### Goal
Identify each line below that contains the word "الحميدى", and copy it out.

*-*-*

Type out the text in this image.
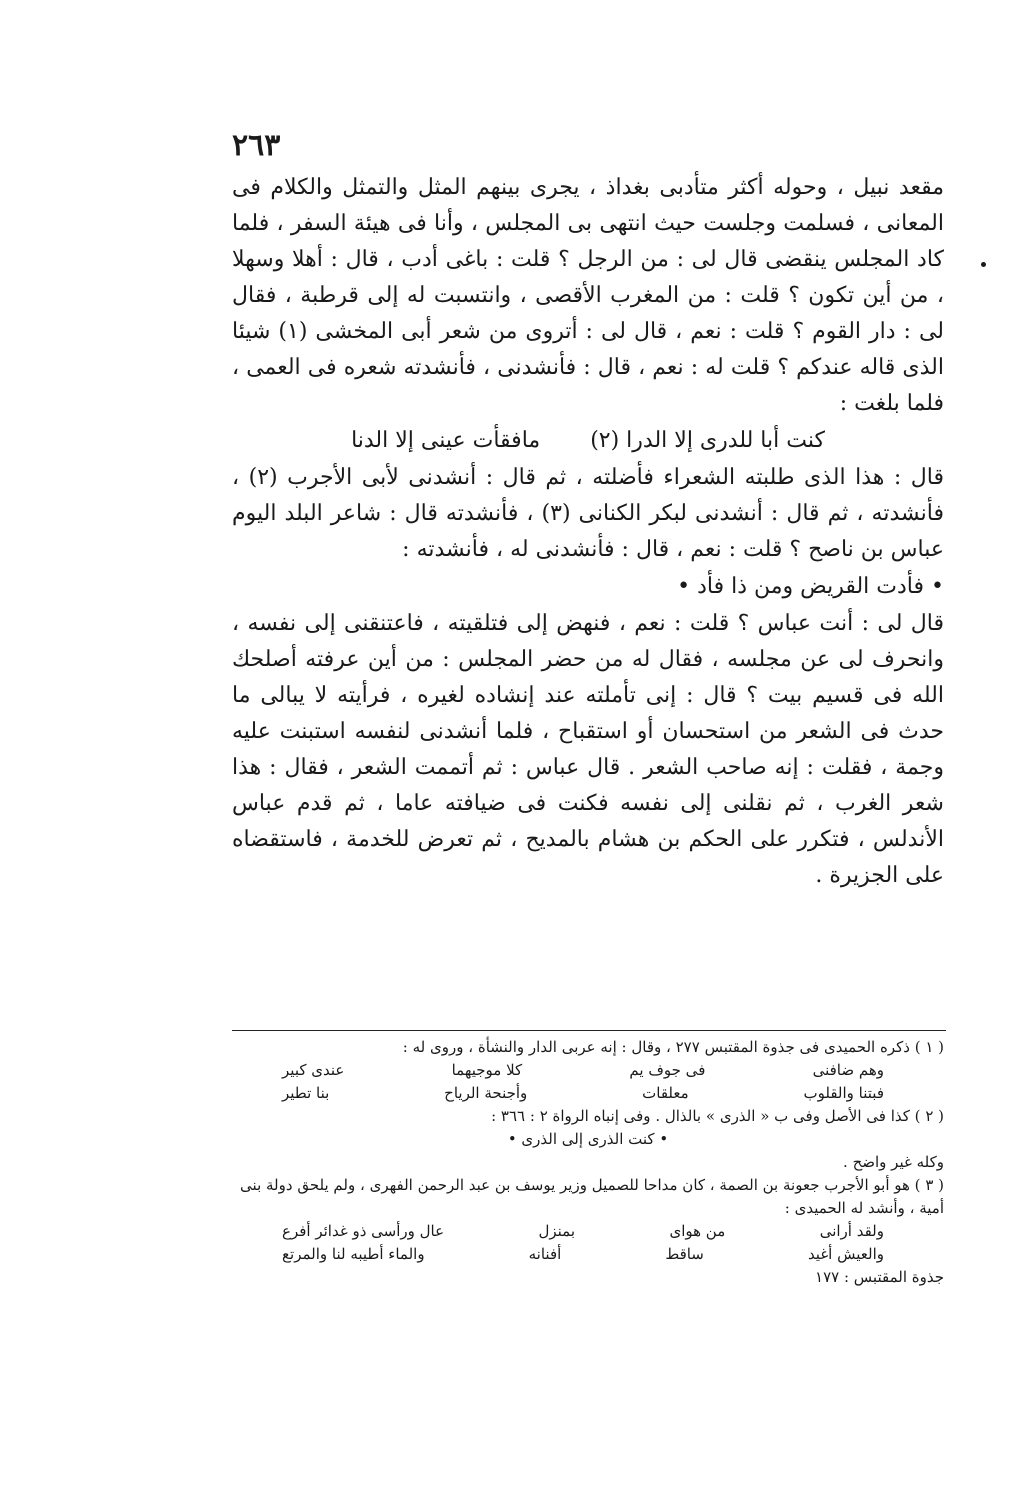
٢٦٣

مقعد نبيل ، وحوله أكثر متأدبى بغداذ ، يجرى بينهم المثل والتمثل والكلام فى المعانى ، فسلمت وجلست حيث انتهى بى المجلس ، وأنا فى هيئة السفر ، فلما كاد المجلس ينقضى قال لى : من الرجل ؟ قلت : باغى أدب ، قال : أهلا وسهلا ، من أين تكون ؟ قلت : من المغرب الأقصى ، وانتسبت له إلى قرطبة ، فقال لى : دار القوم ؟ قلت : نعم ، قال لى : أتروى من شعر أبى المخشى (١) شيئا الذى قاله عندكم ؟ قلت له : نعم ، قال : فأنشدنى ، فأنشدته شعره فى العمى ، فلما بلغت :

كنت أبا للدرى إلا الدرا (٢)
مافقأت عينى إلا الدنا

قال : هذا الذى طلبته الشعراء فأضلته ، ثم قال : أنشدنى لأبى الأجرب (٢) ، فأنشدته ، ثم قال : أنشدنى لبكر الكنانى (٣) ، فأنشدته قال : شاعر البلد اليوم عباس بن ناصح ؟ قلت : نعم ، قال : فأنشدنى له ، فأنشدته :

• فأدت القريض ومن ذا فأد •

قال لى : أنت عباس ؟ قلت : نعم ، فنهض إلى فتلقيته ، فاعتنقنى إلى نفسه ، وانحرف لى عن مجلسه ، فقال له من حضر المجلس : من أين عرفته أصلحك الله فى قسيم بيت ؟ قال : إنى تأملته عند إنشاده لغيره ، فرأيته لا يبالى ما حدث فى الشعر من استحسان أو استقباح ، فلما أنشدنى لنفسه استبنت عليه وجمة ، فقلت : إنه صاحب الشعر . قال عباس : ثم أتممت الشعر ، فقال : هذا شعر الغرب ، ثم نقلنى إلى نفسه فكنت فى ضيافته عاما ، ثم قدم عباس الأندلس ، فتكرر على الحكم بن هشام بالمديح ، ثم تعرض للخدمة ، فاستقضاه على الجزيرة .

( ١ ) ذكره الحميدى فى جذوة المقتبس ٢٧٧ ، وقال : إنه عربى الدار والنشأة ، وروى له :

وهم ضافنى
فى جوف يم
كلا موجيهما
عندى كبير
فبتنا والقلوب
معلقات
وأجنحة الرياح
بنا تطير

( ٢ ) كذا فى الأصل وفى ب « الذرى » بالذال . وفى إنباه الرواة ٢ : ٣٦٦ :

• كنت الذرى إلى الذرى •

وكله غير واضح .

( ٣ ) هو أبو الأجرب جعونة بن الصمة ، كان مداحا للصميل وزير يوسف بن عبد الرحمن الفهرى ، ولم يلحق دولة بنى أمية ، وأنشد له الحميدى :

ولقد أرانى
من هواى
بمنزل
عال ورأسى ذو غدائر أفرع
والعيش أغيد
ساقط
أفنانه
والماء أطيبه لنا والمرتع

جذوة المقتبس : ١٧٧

*-*-*

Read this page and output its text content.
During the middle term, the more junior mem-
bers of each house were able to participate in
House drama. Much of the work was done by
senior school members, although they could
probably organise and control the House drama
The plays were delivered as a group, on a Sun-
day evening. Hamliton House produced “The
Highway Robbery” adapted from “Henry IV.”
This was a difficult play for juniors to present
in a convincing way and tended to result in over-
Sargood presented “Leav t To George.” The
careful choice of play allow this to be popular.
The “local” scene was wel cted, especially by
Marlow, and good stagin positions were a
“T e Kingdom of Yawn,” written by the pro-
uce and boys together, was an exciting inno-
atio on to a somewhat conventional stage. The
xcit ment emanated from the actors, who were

*-*-*

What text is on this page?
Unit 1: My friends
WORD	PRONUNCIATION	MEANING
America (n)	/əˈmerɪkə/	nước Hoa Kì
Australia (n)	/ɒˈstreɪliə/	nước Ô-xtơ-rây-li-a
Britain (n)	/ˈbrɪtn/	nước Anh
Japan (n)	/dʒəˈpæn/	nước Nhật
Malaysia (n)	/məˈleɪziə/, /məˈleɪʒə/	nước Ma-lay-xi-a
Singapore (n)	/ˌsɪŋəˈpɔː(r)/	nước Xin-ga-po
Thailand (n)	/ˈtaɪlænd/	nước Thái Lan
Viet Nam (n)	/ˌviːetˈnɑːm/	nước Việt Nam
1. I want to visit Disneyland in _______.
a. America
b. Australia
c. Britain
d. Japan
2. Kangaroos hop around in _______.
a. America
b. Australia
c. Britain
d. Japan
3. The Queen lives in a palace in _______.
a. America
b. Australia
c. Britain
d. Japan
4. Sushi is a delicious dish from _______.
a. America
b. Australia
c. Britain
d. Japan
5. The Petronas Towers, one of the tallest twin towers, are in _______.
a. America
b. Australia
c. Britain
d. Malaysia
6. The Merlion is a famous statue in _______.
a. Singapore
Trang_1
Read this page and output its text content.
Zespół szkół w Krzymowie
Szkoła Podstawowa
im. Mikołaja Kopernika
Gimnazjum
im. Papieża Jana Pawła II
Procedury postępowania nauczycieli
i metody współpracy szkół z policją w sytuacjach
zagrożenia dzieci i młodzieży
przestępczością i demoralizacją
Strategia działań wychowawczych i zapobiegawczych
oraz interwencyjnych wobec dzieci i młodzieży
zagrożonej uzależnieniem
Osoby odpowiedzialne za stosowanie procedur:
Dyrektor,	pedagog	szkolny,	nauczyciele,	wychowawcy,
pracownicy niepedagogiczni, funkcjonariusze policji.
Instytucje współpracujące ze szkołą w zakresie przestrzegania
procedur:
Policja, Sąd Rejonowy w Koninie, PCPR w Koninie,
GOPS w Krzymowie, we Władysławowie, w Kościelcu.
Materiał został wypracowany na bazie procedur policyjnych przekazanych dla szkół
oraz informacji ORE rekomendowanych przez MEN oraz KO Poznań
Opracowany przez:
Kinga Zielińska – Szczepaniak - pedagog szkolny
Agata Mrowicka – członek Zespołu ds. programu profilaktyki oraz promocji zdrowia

*-*-*

### Exercise answer
( ١ ) ذكره الحميدى فى جذوة المقتبس ٢٧٧ ، وقال : إنه عربى الدار والنشأة ، وروى له :
( ٣ ) هو أبو الأجرب جعونة بن الصمة ، كان مداحا للصميل وزير يوسف بن عبد الرحمن الفهرى ، ولم يلحق دولة بنى أمية ، وأنشد له الحميدى :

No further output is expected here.